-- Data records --

— Start —

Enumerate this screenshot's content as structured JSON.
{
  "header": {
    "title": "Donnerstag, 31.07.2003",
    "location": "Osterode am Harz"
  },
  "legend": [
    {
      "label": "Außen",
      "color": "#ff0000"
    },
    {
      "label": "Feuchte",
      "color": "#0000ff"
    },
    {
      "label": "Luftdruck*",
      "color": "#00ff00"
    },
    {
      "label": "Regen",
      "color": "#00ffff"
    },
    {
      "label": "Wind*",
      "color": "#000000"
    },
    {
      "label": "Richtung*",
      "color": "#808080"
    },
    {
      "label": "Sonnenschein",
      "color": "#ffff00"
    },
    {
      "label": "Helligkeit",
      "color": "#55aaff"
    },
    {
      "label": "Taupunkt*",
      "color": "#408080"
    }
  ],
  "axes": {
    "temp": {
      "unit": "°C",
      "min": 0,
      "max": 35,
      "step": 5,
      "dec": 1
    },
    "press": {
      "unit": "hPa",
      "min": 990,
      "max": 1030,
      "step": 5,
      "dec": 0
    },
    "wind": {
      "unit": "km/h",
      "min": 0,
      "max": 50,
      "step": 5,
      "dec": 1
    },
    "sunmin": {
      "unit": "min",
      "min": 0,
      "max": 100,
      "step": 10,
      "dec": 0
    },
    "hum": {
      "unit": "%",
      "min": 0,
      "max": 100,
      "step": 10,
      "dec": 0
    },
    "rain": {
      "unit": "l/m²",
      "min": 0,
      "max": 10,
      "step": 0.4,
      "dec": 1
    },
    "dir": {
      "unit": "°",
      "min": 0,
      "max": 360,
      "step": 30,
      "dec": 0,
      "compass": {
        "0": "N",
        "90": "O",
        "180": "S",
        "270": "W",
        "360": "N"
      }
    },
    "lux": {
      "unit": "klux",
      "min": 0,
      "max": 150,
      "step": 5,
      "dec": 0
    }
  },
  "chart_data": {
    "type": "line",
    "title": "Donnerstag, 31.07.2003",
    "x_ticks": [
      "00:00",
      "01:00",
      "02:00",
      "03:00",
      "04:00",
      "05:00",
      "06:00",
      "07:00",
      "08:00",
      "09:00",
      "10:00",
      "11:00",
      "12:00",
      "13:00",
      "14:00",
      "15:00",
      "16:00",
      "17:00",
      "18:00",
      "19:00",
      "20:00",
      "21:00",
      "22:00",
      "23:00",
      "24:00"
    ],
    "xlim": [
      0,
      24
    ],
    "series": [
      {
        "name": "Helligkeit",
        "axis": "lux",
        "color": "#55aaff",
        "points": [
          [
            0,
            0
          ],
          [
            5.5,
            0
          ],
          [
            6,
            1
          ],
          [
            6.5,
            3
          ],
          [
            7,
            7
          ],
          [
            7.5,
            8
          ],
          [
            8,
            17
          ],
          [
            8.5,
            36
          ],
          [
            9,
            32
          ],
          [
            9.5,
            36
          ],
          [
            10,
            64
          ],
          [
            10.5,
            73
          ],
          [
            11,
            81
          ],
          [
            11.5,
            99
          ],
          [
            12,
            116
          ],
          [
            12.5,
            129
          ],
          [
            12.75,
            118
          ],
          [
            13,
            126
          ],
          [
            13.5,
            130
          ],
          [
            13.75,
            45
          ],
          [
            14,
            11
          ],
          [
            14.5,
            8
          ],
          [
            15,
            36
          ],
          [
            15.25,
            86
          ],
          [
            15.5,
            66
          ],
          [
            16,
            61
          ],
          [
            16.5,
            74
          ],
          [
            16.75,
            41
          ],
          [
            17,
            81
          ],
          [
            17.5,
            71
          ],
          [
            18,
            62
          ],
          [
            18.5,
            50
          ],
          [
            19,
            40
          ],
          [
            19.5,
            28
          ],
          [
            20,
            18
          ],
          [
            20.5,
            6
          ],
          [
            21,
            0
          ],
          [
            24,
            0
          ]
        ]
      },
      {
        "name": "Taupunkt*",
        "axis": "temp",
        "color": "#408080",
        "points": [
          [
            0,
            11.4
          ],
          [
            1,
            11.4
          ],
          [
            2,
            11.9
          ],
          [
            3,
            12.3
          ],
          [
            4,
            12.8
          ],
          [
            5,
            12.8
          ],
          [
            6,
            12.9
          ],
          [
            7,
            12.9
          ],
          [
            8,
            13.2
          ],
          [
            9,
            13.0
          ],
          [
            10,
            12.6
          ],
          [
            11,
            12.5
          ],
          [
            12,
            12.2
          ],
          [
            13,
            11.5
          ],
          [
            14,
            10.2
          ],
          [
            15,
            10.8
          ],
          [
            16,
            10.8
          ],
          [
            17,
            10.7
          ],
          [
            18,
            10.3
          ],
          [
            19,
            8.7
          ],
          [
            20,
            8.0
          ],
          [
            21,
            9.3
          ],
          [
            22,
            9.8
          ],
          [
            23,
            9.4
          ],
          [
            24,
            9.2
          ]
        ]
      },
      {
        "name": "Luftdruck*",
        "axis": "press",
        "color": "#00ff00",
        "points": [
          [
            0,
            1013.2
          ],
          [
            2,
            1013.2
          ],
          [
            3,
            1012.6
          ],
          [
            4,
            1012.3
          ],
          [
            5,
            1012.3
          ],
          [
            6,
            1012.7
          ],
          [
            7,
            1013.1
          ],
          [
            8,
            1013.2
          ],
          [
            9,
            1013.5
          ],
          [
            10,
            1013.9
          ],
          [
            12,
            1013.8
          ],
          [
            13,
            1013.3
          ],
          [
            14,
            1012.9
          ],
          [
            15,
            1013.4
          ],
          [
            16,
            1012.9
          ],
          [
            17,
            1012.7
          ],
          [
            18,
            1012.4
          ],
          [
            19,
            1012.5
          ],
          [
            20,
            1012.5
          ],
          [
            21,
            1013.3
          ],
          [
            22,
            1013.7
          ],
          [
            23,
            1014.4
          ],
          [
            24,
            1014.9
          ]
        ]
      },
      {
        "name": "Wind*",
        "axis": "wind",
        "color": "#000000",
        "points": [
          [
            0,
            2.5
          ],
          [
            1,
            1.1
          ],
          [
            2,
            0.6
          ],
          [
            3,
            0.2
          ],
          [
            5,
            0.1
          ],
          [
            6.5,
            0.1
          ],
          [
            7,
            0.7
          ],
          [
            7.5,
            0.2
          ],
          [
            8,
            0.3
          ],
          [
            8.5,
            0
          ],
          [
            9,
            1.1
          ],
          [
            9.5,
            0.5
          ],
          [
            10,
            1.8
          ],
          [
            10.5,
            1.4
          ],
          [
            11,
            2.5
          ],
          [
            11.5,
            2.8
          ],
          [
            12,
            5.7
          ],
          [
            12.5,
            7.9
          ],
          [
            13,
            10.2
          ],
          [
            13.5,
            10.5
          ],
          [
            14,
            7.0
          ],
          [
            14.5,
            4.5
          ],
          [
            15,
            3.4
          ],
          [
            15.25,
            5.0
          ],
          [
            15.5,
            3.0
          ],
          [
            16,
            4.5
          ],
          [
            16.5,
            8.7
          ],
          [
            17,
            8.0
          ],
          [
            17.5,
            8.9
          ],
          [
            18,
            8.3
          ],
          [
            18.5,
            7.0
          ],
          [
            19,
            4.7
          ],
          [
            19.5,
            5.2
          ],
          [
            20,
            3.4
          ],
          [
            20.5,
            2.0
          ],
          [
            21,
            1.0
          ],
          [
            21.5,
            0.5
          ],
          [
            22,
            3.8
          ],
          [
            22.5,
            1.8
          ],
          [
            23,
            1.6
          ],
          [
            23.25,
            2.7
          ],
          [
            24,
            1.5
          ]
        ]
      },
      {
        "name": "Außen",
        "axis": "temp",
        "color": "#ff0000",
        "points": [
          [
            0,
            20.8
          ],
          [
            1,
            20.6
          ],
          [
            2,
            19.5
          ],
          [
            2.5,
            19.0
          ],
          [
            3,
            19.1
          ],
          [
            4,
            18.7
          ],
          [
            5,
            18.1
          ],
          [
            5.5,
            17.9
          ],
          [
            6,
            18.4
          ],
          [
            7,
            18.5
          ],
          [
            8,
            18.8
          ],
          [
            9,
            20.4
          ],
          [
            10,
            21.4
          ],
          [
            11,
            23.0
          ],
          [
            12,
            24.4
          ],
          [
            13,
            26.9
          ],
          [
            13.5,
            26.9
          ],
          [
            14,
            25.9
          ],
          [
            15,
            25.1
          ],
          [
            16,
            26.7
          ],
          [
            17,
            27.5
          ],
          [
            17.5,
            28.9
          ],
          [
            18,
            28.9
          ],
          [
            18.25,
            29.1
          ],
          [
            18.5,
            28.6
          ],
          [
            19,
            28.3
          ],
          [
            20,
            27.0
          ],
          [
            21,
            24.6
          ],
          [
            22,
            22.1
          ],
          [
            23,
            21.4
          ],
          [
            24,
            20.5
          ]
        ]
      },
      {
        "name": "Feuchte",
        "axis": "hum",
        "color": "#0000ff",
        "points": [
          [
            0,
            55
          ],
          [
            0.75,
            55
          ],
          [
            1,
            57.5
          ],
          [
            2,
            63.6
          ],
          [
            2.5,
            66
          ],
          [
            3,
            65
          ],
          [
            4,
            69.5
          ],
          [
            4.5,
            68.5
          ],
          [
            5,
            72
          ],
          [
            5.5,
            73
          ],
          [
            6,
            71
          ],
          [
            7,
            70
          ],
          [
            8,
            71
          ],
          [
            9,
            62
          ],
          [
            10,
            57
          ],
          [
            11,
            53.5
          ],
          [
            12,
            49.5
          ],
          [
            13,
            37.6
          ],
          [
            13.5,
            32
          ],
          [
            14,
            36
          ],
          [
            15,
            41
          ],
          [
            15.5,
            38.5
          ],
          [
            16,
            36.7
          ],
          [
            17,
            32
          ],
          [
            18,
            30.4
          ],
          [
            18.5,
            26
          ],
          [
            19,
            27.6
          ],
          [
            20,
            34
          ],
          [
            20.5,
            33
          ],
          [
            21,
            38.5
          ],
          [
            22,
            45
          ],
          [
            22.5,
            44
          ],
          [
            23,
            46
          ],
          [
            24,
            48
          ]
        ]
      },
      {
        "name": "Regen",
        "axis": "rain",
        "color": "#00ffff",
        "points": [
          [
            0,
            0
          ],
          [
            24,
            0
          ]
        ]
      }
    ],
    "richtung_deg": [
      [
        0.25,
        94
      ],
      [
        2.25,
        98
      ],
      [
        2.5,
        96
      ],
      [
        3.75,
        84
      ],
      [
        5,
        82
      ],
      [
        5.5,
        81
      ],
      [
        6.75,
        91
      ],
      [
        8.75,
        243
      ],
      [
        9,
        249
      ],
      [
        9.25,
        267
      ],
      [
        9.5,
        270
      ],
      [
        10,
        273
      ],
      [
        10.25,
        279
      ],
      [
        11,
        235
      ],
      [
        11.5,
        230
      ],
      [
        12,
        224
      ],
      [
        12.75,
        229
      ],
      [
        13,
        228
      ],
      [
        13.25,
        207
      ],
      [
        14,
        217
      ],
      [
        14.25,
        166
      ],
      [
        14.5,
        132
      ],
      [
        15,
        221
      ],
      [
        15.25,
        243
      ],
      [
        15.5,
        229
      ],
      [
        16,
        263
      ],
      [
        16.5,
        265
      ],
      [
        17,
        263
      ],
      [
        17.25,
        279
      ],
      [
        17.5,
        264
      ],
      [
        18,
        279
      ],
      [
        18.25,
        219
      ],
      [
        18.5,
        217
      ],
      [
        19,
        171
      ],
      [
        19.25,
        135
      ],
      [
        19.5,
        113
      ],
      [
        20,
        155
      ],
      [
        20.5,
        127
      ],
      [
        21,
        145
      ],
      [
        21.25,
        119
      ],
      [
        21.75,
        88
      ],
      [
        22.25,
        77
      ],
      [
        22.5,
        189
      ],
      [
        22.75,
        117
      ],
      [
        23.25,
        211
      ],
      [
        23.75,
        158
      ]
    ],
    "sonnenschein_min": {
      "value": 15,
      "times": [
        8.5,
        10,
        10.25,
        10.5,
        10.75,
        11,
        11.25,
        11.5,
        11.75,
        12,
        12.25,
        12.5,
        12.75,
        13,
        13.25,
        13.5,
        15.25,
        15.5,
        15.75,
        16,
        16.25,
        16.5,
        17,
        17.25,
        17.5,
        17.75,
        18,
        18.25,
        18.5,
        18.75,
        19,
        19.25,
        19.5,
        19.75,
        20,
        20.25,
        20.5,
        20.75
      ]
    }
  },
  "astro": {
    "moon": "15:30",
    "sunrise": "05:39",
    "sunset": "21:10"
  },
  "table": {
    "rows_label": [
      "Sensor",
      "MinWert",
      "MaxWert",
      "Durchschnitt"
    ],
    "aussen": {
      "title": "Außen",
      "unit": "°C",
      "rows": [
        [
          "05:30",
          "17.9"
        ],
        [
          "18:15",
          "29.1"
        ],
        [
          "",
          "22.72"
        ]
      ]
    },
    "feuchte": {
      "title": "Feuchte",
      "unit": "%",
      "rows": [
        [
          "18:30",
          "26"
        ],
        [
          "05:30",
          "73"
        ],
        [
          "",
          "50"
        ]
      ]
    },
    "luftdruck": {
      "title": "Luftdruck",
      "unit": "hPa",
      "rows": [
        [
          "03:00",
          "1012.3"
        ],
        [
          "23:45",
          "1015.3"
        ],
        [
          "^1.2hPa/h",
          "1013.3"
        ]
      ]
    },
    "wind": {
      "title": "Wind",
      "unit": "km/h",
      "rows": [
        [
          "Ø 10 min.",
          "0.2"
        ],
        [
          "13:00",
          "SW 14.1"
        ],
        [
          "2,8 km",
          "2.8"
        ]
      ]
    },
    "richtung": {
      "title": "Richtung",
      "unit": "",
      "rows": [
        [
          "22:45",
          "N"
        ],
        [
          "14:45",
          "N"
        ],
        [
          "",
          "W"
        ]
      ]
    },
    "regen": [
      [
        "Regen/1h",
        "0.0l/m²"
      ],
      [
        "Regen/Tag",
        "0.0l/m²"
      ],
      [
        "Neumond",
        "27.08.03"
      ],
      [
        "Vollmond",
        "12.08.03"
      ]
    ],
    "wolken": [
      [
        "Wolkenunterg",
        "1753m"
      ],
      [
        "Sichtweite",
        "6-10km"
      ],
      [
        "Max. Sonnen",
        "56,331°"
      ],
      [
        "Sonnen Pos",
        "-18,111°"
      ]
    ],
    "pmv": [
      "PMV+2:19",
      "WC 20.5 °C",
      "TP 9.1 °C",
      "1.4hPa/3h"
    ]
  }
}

— End —

-- Goal --
Scan the material above for the string "name" and report each line where you find it.

-- Exercise solution --
        "name": "Helligkeit",
        "name": "Taupunkt*",
        "name": "Luftdruck*",
        "name": "Wind*",
        "name": "Außen",
        "name": "Feuchte",
        "name": "Regen",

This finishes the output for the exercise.